§ Problem statement: Look through the lines below for the word "with", and copy every line that has it.

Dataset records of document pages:
+---+

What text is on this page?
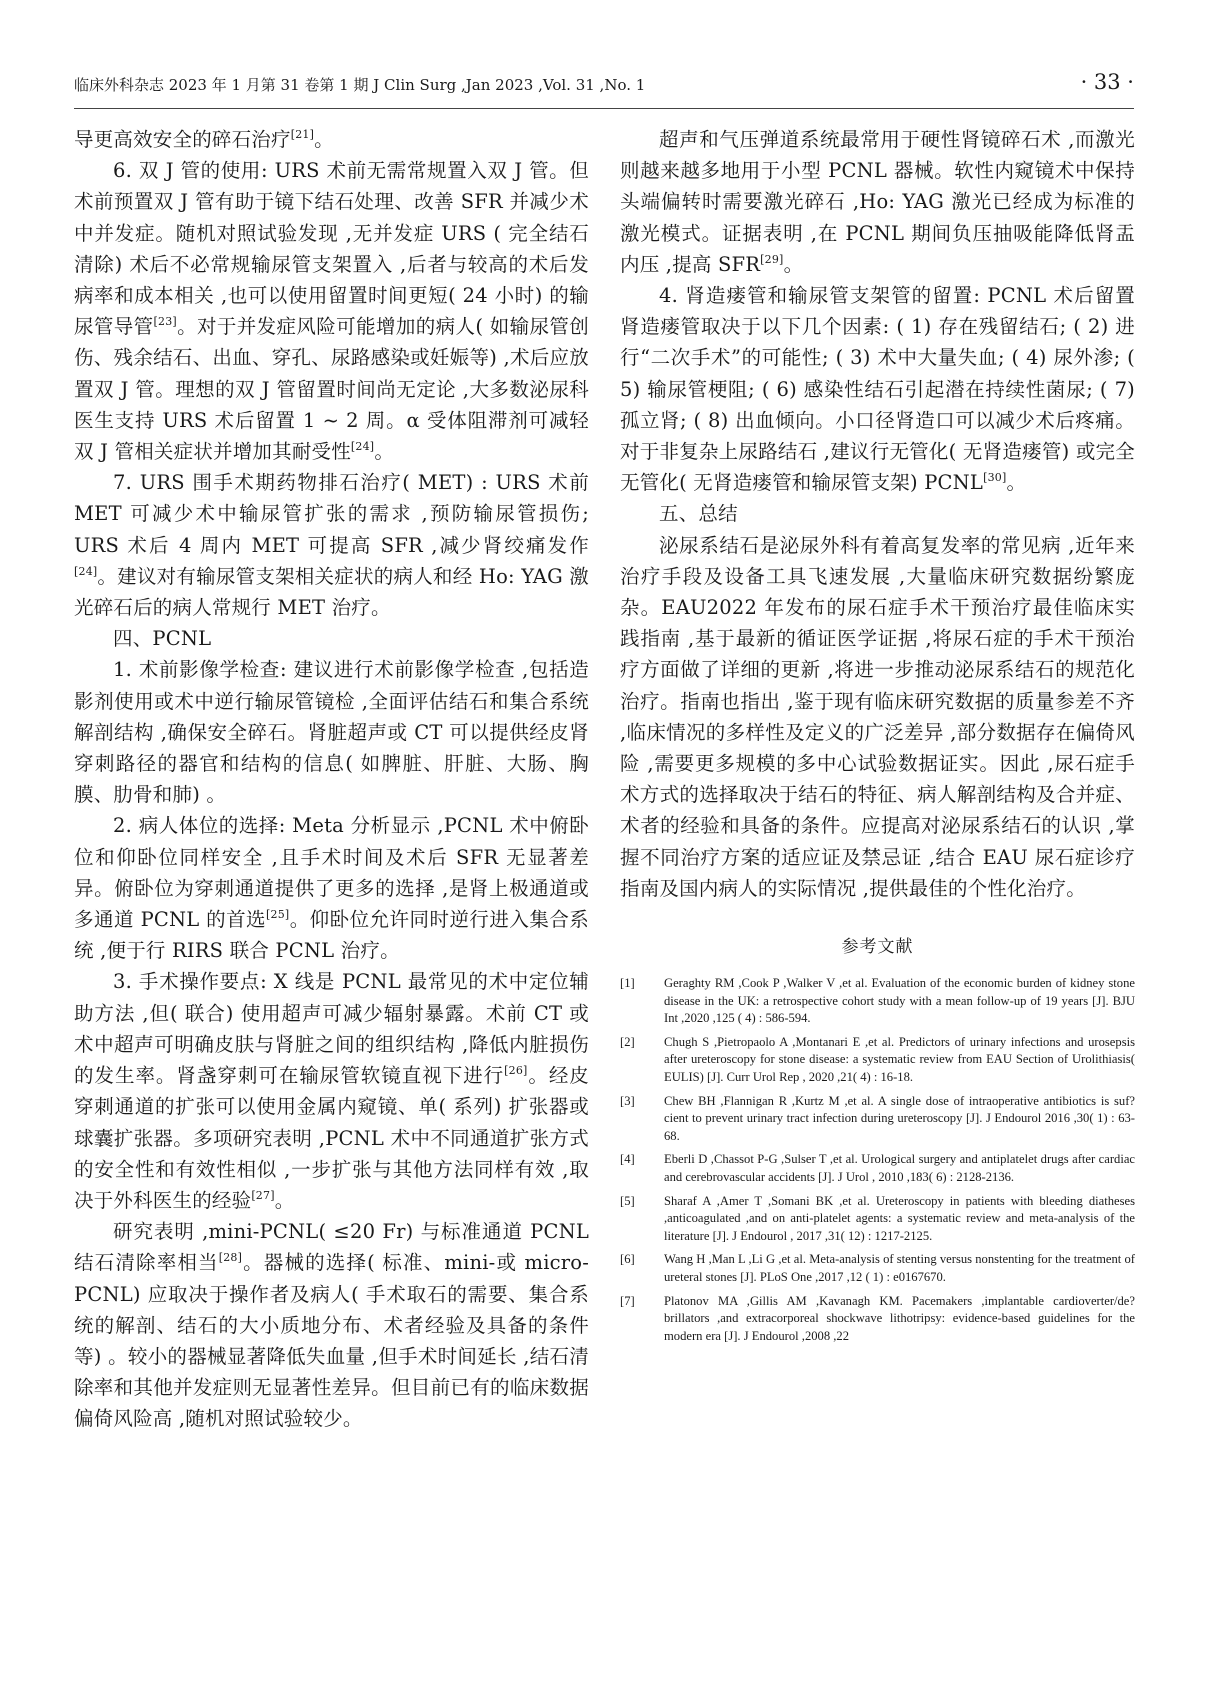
临床外科杂志 2023 年 1 月第 31 卷第 1 期 J Clin Surg ,Jan 2023 ,Vol. 31 ,No. 1	· 33 ·

导更高效安全的碎石治疗[21]。

6. 双 J 管的使用: URS 术前无需常规置入双 J 管。但术前预置双 J 管有助于镜下结石处理、改善 SFR 并减少术中并发症。随机对照试验发现 ,无并发症 URS ( 完全结石清除) 术后不必常规输尿管支架置入 ,后者与较高的术后发病率和成本相关 ,也可以使用留置时间更短( 24 小时) 的输尿管导管[23]。对于并发症风险可能增加的病人( 如输尿管创伤、残余结石、出血、穿孔、尿路感染或妊娠等) ,术后应放置双 J 管。理想的双 J 管留置时间尚无定论 ,大多数泌尿科医生支持 URS 术后留置 1 ~ 2 周。α 受体阻滞剂可减轻双 J 管相关症状并增加其耐受性[24]。

7. URS 围手术期药物排石治疗( MET) : URS 术前 MET 可减少术中输尿管扩张的需求 ,预防输尿管损伤; URS 术后 4 周内 MET 可提高 SFR ,减少肾绞痛发作[24]。建议对有输尿管支架相关症状的病人和经 Ho: YAG 激光碎石后的病人常规行 MET 治疗。

四、PCNL

1. 术前影像学检查: 建议进行术前影像学检查 ,包括造影剂使用或术中逆行输尿管镜检 ,全面评估结石和集合系统解剖结构 ,确保安全碎石。肾脏超声或 CT 可以提供经皮肾穿刺路径的器官和结构的信息( 如脾脏、肝脏、大肠、胸膜、肋骨和肺) 。

2. 病人体位的选择: Meta 分析显示 ,PCNL 术中俯卧位和仰卧位同样安全 ,且手术时间及术后 SFR 无显著差异。俯卧位为穿刺通道提供了更多的选择 ,是肾上极通道或多通道 PCNL 的首选[25]。仰卧位允许同时逆行进入集合系统 ,便于行 RIRS 联合 PCNL 治疗。

3. 手术操作要点: X 线是 PCNL 最常见的术中定位辅助方法 ,但( 联合) 使用超声可减少辐射暴露。术前 CT 或术中超声可明确皮肤与肾脏之间的组织结构 ,降低内脏损伤的发生率。肾盏穿刺可在输尿管软镜直视下进行[26]。经皮穿刺通道的扩张可以使用金属内窥镜、单( 系列) 扩张器或球囊扩张器。多项研究表明 ,PCNL 术中不同通道扩张方式的安全性和有效性相似 ,一步扩张与其他方法同样有效 ,取决于外科医生的经验[27]。

研究表明 ,mini-PCNL( ≤20 Fr) 与标准通道 PCNL 结石清除率相当[28]。器械的选择( 标准、mini-或 micro-PCNL) 应取决于操作者及病人( 手术取石的需要、集合系统的解剖、结石的大小质地分布、术者经验及具备的条件等) 。较小的器械显著降低失血量 ,但手术时间延长 ,结石清除率和其他并发症则无显著性差异。但目前已有的临床数据偏倚风险高 ,随机对照试验较少。

超声和气压弹道系统最常用于硬性肾镜碎石术 ,而激光则越来越多地用于小型 PCNL 器械。软性内窥镜术中保持头端偏转时需要激光碎石 ,Ho: YAG 激光已经成为标准的激光模式。证据表明 ,在 PCNL 期间负压抽吸能降低肾盂内压 ,提高 SFR[29]。

4. 肾造瘘管和输尿管支架管的留置: PCNL 术后留置肾造瘘管取决于以下几个因素: ( 1) 存在残留结石; ( 2) 进行“二次手术”的可能性; ( 3) 术中大量失血; ( 4) 尿外渗; ( 5) 输尿管梗阻; ( 6) 感染性结石引起潜在持续性菌尿; ( 7) 孤立肾; ( 8) 出血倾向。小口径肾造口可以减少术后疼痛。对于非复杂上尿路结石 ,建议行无管化( 无肾造瘘管) 或完全无管化( 无肾造瘘管和输尿管支架) PCNL[30]。

五、总结

泌尿系结石是泌尿外科有着高复发率的常见病 ,近年来治疗手段及设备工具飞速发展 ,大量临床研究数据纷繁庞杂。EAU2022 年发布的尿石症手术干预治疗最佳临床实践指南 ,基于最新的循证医学证据 ,将尿石症的手术干预治疗方面做了详细的更新 ,将进一步推动泌尿系结石的规范化治疗。指南也指出 ,鉴于现有临床研究数据的质量参差不齐 ,临床情况的多样性及定义的广泛差异 ,部分数据存在偏倚风险 ,需要更多规模的多中心试验数据证实。因此 ,尿石症手术方式的选择取决于结石的特征、病人解剖结构及合并症、术者的经验和具备的条件。应提高对泌尿系结石的认识 ,掌握不同治疗方案的适应证及禁忌证 ,结合 EAU 尿石症诊疗指南及国内病人的实际情况 ,提供最佳的个性化治疗。

参考文献
[1]	Geraghty RM ,Cook P ,Walker V ,et al. Evaluation of the economic burden of kidney stone disease in the UK: a retrospective cohort study with a mean follow-up of 19 years [J]. BJU Int ,2020 ,125 ( 4) : 586-594.
[2]	Chugh S ,Pietropaolo A ,Montanari E ,et al. Predictors of urinary infections and urosepsis after ureteroscopy for stone disease: a systematic review from EAU Section of Urolithiasis( EULIS) [J]. Curr Urol Rep , 2020 ,21( 4) : 16-18.
[3]	Chew BH ,Flannigan R ,Kurtz M ,et al. A single dose of intraoperative antibiotics is suf? cient to prevent urinary tract infection during ureteroscopy [J]. J Endourol 2016 ,30( 1) : 63-68.
[4]	Eberli D ,Chassot P-G ,Sulser T ,et al. Urological surgery and antiplatelet drugs after cardiac and cerebrovascular accidents [J]. J Urol , 2010 ,183( 6) : 2128-2136.
[5]	Sharaf A ,Amer T ,Somani BK ,et al. Ureteroscopy in patients with bleeding diatheses ,anticoagulated ,and on anti-platelet agents: a systematic review and meta-analysis of the literature [J]. J Endourol , 2017 ,31( 12) : 1217-2125.
[6]	Wang H ,Man L ,Li G ,et al. Meta-analysis of stenting versus nonstenting for the treatment of ureteral stones [J]. PLoS One ,2017 ,12 ( 1) : e0167670.
[7]	Platonov MA ,Gillis AM ,Kavanagh KM. Pacemakers ,implantable cardioverter/de? brillators ,and extracorporeal shockwave lithotripsy: evidence-based guidelines for the modern era [J]. J Endourol ,2008 ,22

+---+

§ Exercise response:
[1]	Geraghty RM ,Cook P ,Walker V ,et al. Evaluation of the economic burden of kidney stone disease in the UK: a retrospective cohort study with a mean follow-up of 19 years [J]. BJU Int ,2020 ,125 ( 4) : 586-594.
[5]	Sharaf A ,Amer T ,Somani BK ,et al. Ureteroscopy in patients with bleeding diatheses ,anticoagulated ,and on anti-platelet agents: a systematic review and meta-analysis of the literature [J]. J Endourol , 2017 ,31( 12) : 1217-2125.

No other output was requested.